**Requirement:** Search the records for the word "category" and report each line that has it.

**The records:**
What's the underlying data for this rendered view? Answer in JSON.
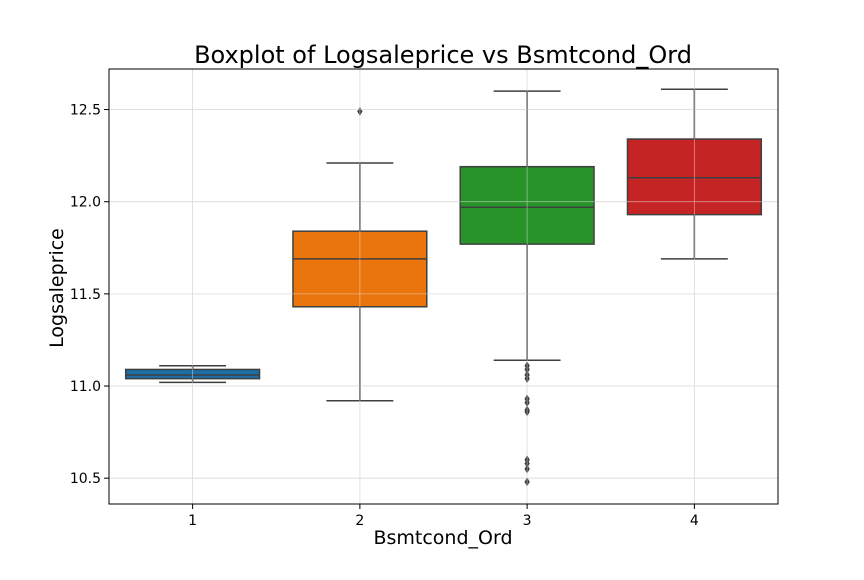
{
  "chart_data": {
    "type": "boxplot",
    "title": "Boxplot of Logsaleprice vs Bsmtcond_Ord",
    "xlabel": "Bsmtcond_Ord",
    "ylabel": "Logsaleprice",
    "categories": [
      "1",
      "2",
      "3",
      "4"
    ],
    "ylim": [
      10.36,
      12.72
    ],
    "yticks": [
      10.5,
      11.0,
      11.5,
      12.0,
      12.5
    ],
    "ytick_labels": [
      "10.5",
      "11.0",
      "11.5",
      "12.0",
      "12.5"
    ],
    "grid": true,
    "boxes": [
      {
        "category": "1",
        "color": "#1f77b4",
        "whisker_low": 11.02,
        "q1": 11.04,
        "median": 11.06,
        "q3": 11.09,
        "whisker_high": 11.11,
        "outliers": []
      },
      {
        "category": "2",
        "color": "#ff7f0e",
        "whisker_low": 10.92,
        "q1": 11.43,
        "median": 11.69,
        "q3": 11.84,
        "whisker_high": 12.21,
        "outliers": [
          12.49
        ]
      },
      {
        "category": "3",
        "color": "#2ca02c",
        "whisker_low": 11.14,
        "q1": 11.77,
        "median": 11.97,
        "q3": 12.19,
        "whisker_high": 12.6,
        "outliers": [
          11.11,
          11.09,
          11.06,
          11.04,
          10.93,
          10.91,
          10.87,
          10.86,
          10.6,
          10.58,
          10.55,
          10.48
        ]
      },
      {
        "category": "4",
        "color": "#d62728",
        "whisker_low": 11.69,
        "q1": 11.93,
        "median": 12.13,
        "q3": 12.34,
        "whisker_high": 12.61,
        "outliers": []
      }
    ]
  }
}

**Written response:**
        "category": "1",
        "category": "2",
        "category": "3",
        "category": "4",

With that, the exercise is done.